■ Exercise instructions:
Copy each line with the word "start" in it.

- - - -

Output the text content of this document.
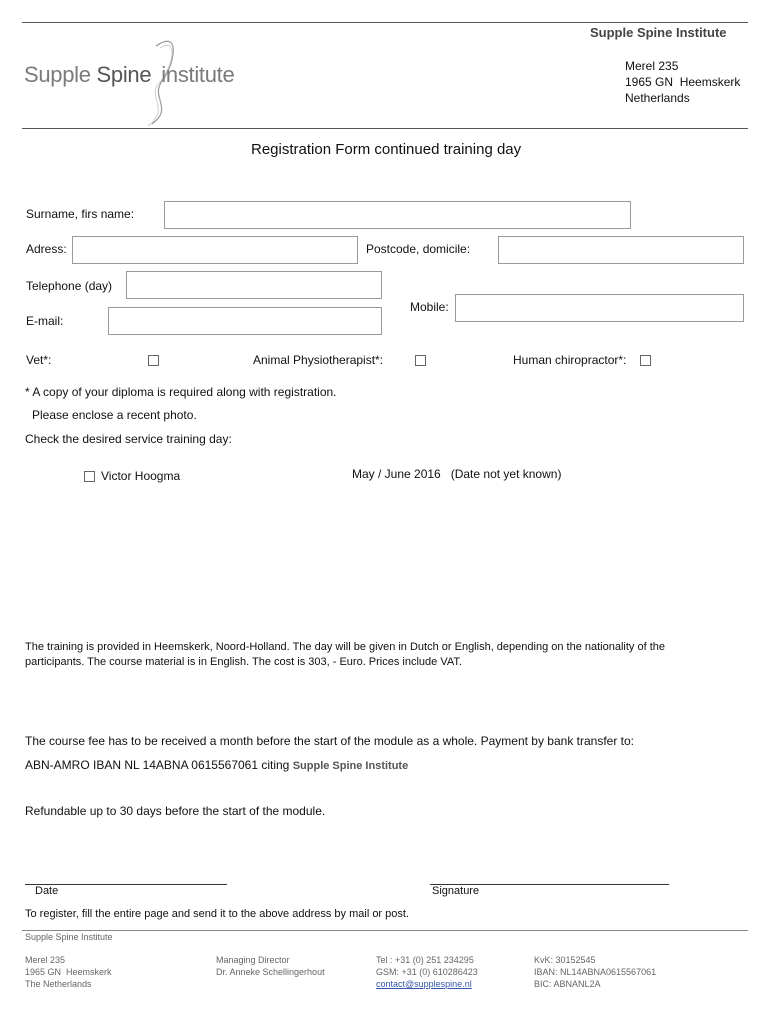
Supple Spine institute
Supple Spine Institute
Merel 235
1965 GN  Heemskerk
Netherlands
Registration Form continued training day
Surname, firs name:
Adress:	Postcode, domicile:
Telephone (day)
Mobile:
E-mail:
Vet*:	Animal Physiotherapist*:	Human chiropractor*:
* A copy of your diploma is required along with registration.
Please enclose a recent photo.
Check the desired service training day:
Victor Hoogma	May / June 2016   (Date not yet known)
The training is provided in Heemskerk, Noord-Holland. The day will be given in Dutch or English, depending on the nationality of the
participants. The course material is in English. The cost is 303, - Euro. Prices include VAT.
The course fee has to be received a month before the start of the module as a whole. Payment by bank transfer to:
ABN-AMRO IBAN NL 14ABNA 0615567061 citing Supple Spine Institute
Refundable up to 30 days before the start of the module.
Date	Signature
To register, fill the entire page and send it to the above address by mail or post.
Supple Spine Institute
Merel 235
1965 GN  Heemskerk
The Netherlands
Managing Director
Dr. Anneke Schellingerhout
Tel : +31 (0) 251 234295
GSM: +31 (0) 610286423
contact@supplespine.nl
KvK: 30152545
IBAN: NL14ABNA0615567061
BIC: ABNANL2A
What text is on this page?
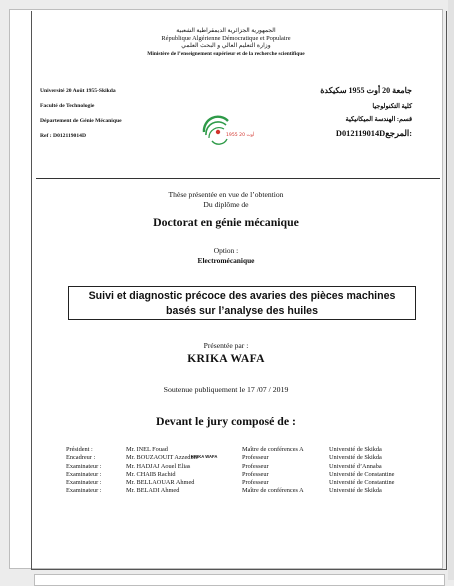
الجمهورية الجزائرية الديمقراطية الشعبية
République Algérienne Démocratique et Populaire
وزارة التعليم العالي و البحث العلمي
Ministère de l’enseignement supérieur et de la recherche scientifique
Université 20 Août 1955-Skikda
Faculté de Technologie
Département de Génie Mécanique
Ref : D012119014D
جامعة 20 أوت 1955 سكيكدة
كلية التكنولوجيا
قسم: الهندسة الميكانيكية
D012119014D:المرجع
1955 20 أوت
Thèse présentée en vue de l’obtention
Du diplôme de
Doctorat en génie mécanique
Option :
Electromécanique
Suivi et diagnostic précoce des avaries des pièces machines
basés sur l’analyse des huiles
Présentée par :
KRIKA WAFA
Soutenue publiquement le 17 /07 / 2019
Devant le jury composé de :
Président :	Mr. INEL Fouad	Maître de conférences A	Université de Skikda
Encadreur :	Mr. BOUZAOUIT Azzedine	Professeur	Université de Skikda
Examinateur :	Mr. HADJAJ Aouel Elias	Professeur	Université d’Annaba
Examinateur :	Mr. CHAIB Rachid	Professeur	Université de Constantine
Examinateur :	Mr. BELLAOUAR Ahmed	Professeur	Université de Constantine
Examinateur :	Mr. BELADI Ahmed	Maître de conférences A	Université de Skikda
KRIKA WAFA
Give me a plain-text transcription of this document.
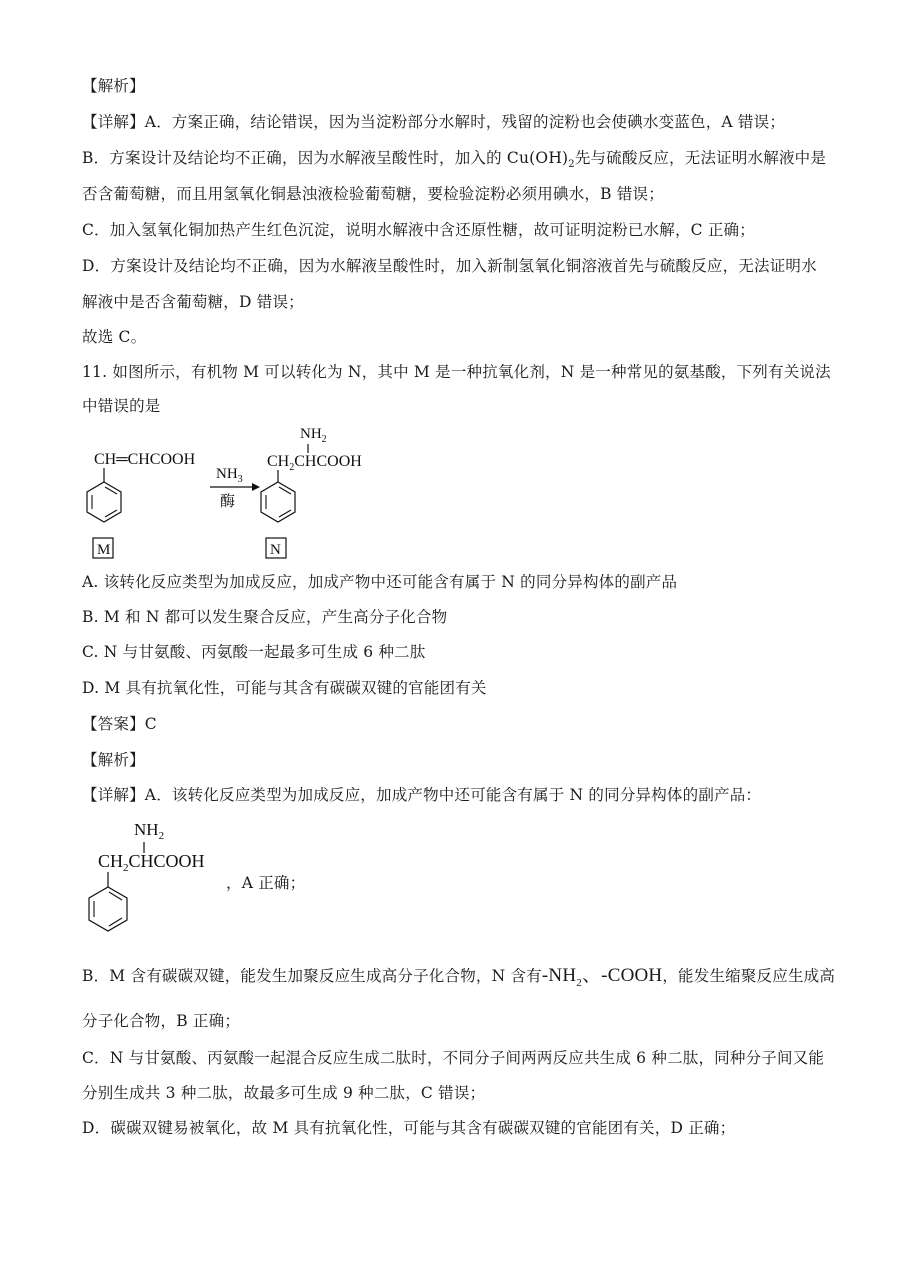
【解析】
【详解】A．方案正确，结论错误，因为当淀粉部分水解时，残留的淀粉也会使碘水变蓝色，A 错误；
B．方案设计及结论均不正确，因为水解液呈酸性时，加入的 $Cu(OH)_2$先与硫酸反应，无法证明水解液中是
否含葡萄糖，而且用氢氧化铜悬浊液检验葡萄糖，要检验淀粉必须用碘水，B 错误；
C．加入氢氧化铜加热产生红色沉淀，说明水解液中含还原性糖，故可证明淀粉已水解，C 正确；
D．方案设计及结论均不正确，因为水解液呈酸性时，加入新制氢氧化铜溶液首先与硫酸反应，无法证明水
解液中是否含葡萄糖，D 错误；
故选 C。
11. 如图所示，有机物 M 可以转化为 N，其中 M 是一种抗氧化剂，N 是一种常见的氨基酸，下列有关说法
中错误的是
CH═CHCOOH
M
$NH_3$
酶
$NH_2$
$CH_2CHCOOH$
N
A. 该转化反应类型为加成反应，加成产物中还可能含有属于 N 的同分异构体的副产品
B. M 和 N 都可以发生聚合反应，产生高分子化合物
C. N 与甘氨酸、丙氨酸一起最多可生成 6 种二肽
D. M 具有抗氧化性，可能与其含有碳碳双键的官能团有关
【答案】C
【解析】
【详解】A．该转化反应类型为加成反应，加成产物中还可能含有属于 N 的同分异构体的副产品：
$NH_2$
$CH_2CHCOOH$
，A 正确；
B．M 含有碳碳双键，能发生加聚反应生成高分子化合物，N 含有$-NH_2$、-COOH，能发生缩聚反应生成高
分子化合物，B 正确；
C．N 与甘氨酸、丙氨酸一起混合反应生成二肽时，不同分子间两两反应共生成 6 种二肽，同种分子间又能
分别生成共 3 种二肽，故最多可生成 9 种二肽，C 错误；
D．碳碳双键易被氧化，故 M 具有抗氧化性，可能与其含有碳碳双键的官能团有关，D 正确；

- - - -

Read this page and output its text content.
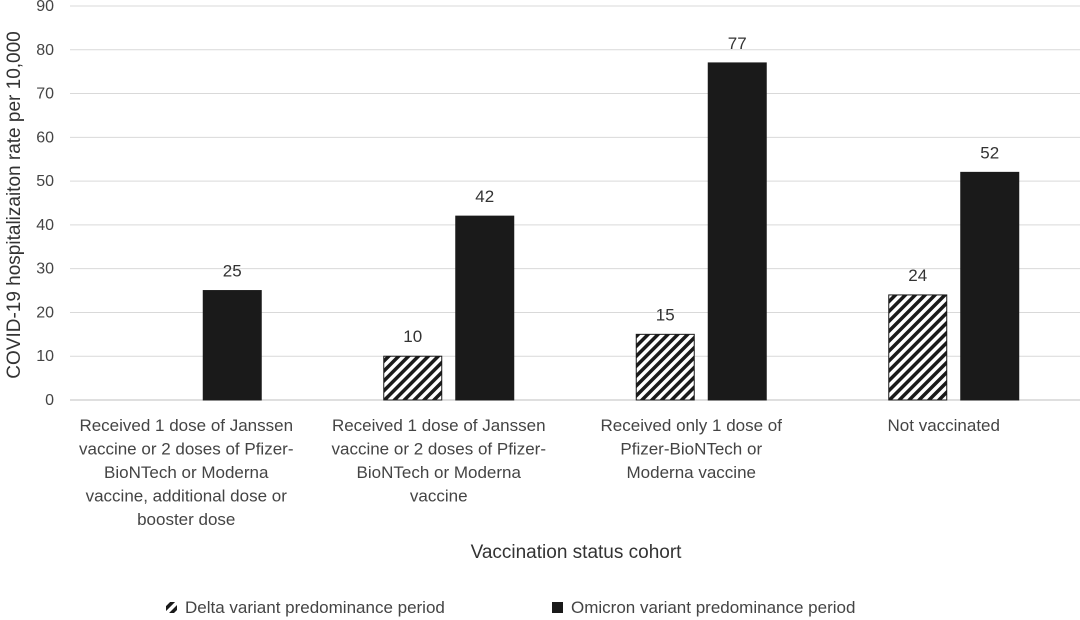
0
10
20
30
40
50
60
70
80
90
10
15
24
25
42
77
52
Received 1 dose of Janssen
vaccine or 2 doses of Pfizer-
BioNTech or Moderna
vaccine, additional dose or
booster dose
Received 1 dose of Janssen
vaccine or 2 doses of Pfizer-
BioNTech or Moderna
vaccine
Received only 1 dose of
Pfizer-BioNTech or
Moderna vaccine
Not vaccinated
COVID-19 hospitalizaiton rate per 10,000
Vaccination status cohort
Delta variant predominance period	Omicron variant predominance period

- - - -

■ Correct response:
The course fee has to be received a month before the start of the module as a whole. Payment by bank transfer to:
Refundable up to 30 days before the start of the module.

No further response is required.